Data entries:
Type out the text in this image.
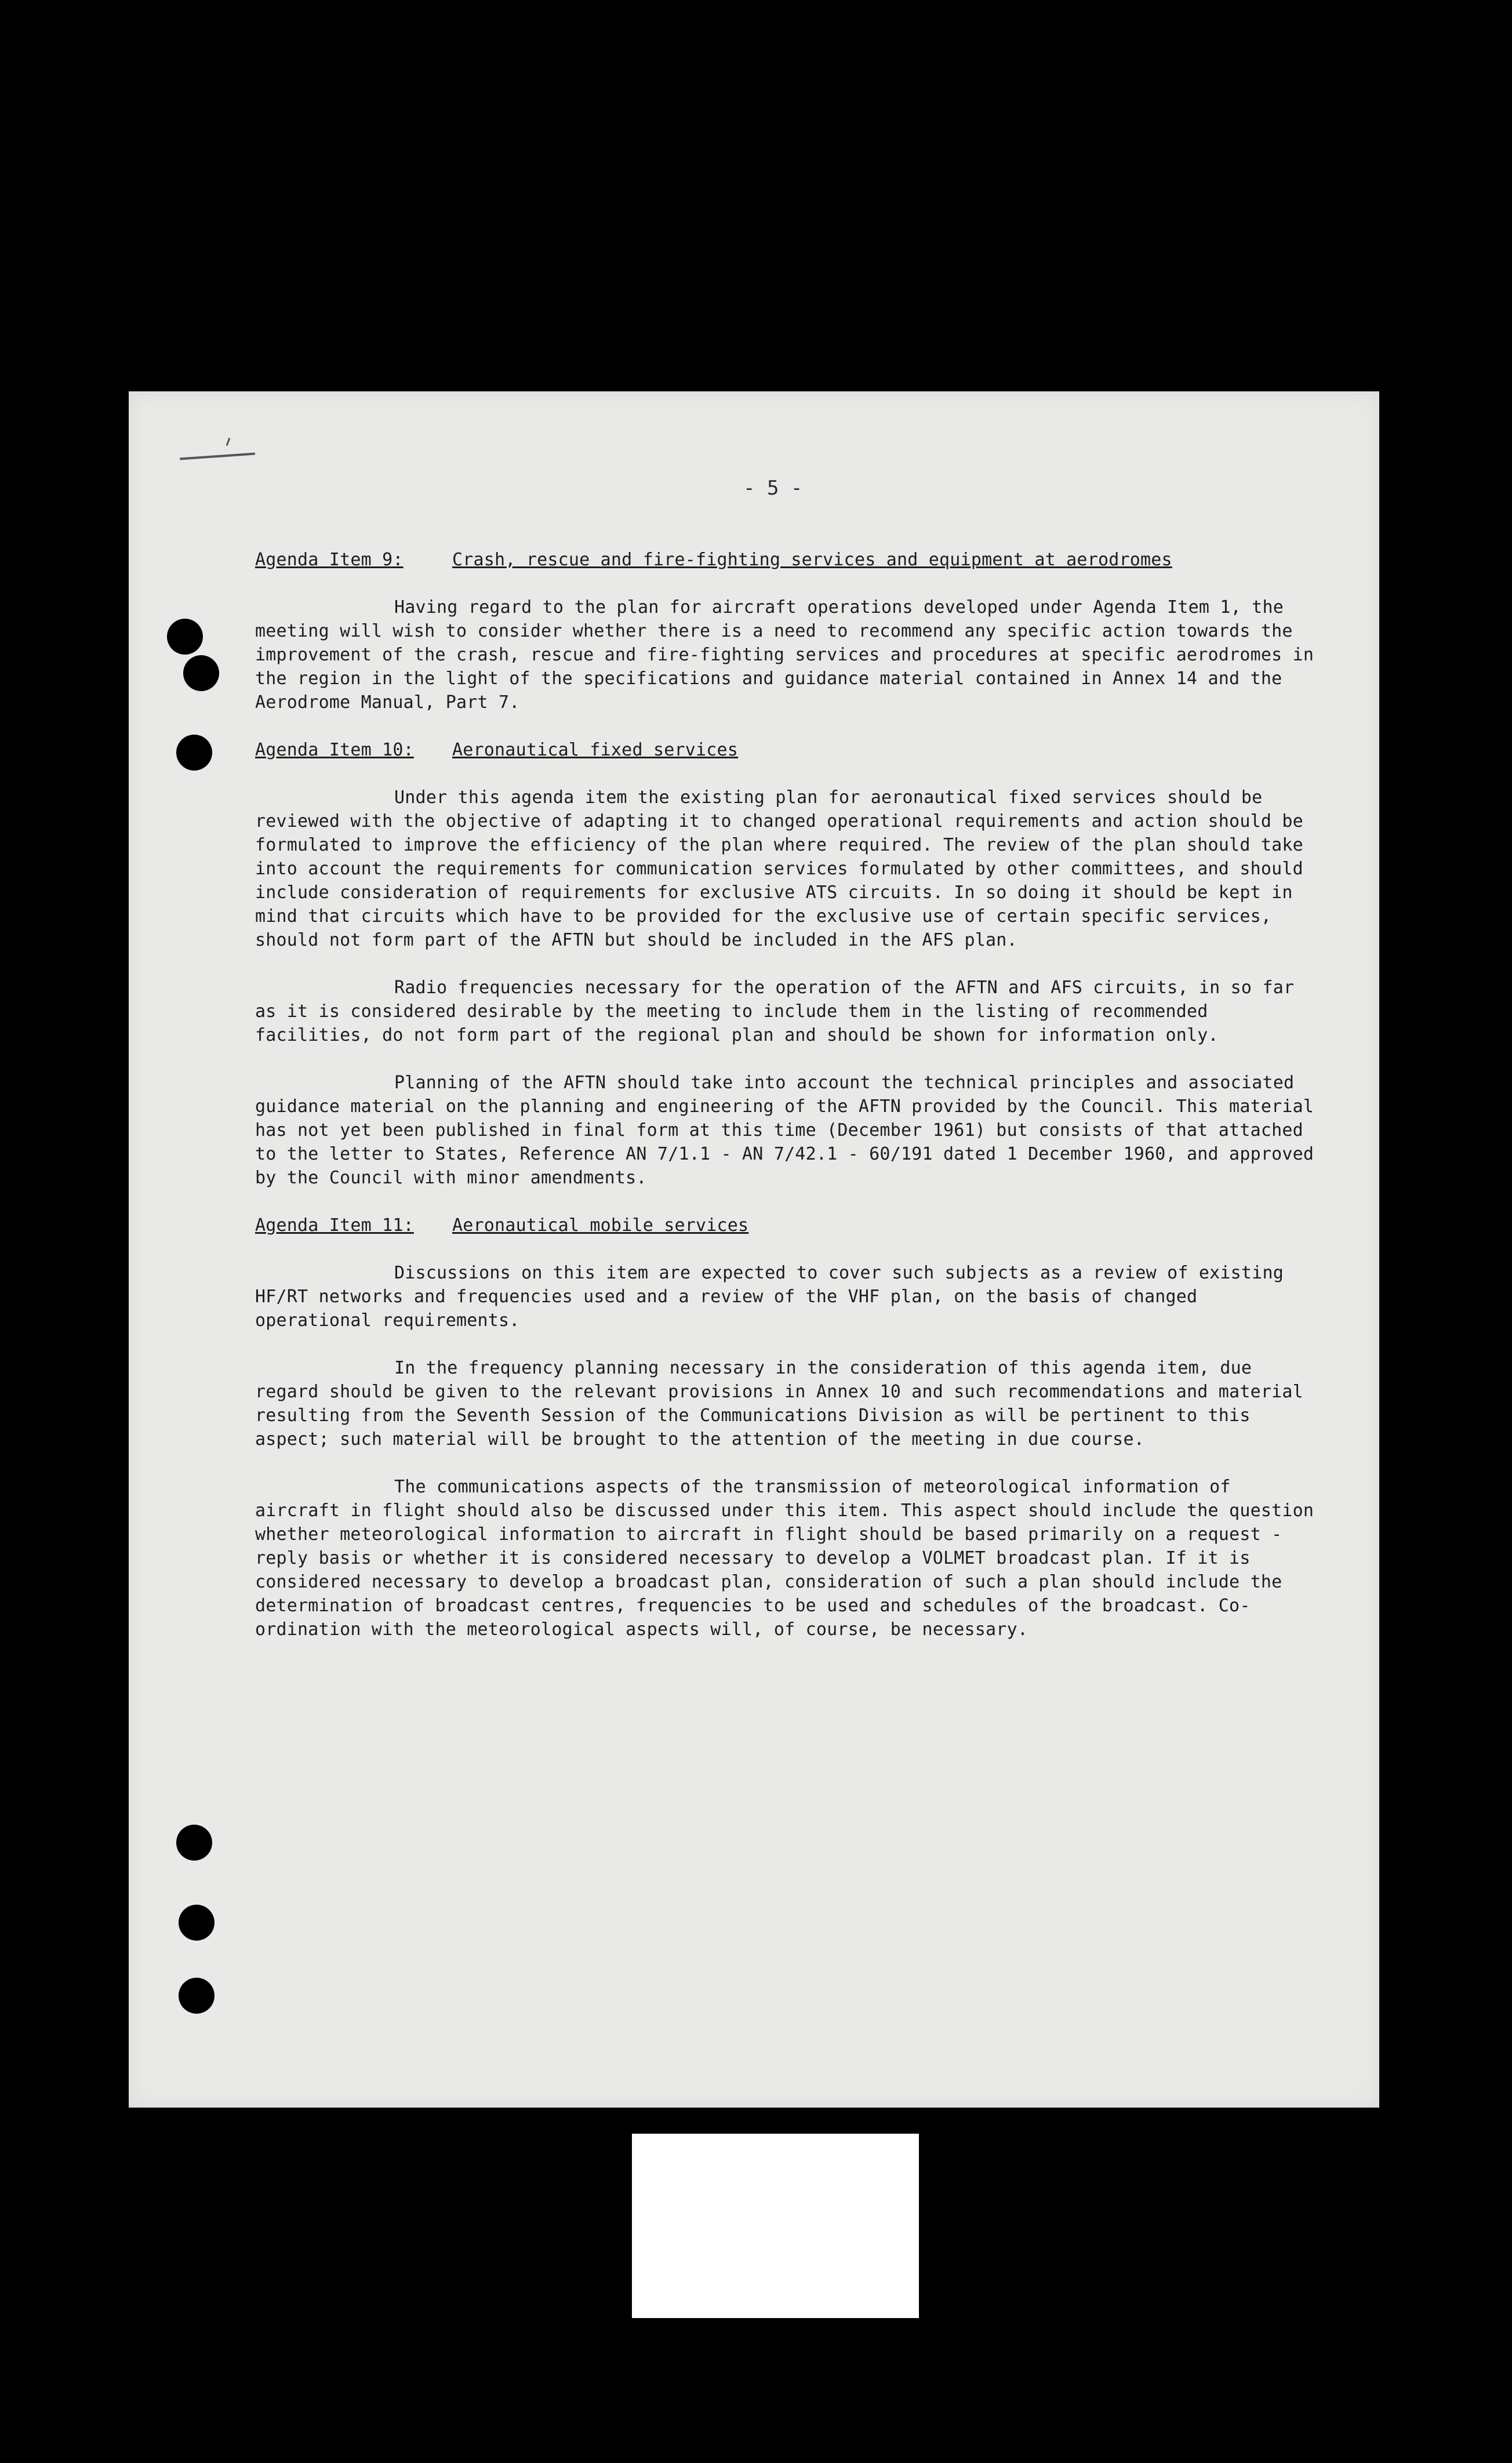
- 5 -
Agenda Item 9:	Crash, rescue and fire-fighting services and equipment at aerodromes

Having regard to the plan for aircraft operations developed under Agenda Item 1, the meeting will wish to consider whether there is a need to recommend any specific action towards the improvement of the crash, rescue and fire-fighting services and procedures at specific aerodromes in the region in the light of the specifications and guidance material contained in Annex 14 and the Aerodrome Manual, Part 7.

Agenda Item 10:	Aeronautical fixed services

Under this agenda item the existing plan for aeronautical fixed services should be reviewed with the objective of adapting it to changed operational requirements and action should be formulated to improve the efficiency of the plan where required. The review of the plan should take into account the requirements for communication services formulated by other committees, and should include consideration of requirements for exclusive ATS circuits. In so doing it should be kept in mind that circuits which have to be provided for the exclusive use of certain specific services, should not form part of the AFTN but should be included in the AFS plan.

Radio frequencies necessary for the operation of the AFTN and AFS circuits, in so far as it is considered desirable by the meeting to include them in the listing of recommended facilities, do not form part of the regional plan and should be shown for information only.

Planning of the AFTN should take into account the technical principles and associated guidance material on the planning and engineering of the AFTN provided by the Council. This material has not yet been published in final form at this time (December 1961) but consists of that attached to the letter to States, Reference AN 7/1.1 - AN 7/42.1 - 60/191 dated 1 December 1960, and approved by the Council with minor amendments.

Agenda Item 11:	Aeronautical mobile services

Discussions on this item are expected to cover such subjects as a review of existing HF/RT networks and frequencies used and a review of the VHF plan, on the basis of changed operational requirements.

In the frequency planning necessary in the consideration of this agenda item, due regard should be given to the relevant provisions in Annex 10 and such recommendations and material resulting from the Seventh Session of the Communications Division as will be pertinent to this aspect; such material will be brought to the attention of the meeting in due course.

The communications aspects of the transmission of meteorological information of aircraft in flight should also be discussed under this item. This aspect should include the question whether meteorological information to aircraft in flight should be based primarily on a request - reply basis or whether it is considered necessary to develop a VOLMET broadcast plan. If it is considered necessary to develop a broadcast plan, consideration of such a plan should include the determination of broadcast centres, frequencies to be used and schedules of the broadcast. Co-ordination with the meteorological aspects will, of course, be necessary.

■ **To be done**
What comes back should match the records exactly, minus any pictures.

■ **Solution to this problem**
Type out the text in this image.
- 5 -
Agenda Item 9:	Crash, rescue and fire-fighting services and equipment at aerodromes

Having regard to the plan for aircraft operations developed under Agenda Item 1, the meeting will wish to consider whether there is a need to recommend any specific action towards the improvement of the crash, rescue and fire-fighting services and procedures at specific aerodromes in the region in the light of the specifications and guidance material contained in Annex 14 and the Aerodrome Manual, Part 7.

Agenda Item 10:	Aeronautical fixed services

Under this agenda item the existing plan for aeronautical fixed services should be reviewed with the objective of adapting it to changed operational requirements and action should be formulated to improve the efficiency of the plan where required. The review of the plan should take into account the requirements for communication services formulated by other committees, and should include consideration of requirements for exclusive ATS circuits. In so doing it should be kept in mind that circuits which have to be provided for the exclusive use of certain specific services, should not form part of the AFTN but should be included in the AFS plan.

Radio frequencies necessary for the operation of the AFTN and AFS circuits, in so far as it is considered desirable by the meeting to include them in the listing of recommended facilities, do not form part of the regional plan and should be shown for information only.

Planning of the AFTN should take into account the technical principles and associated guidance material on the planning and engineering of the AFTN provided by the Council. This material has not yet been published in final form at this time (December 1961) but consists of that attached to the letter to States, Reference AN 7/1.1 - AN 7/42.1 - 60/191 dated 1 December 1960, and approved by the Council with minor amendments.

Agenda Item 11:	Aeronautical mobile services

Discussions on this item are expected to cover such subjects as a review of existing HF/RT networks and frequencies used and a review of the VHF plan, on the basis of changed operational requirements.

In the frequency planning necessary in the consideration of this agenda item, due regard should be given to the relevant provisions in Annex 10 and such recommendations and material resulting from the Seventh Session of the Communications Division as will be pertinent to this aspect; such material will be brought to the attention of the meeting in due course.

The communications aspects of the transmission of meteorological information of aircraft in flight should also be discussed under this item. This aspect should include the question whether meteorological information to aircraft in flight should be based primarily on a request - reply basis or whether it is considered necessary to develop a VOLMET broadcast plan. If it is considered necessary to develop a broadcast plan, consideration of such a plan should include the determination of broadcast centres, frequencies to be used and schedules of the broadcast. Co-ordination with the meteorological aspects will, of course, be necessary.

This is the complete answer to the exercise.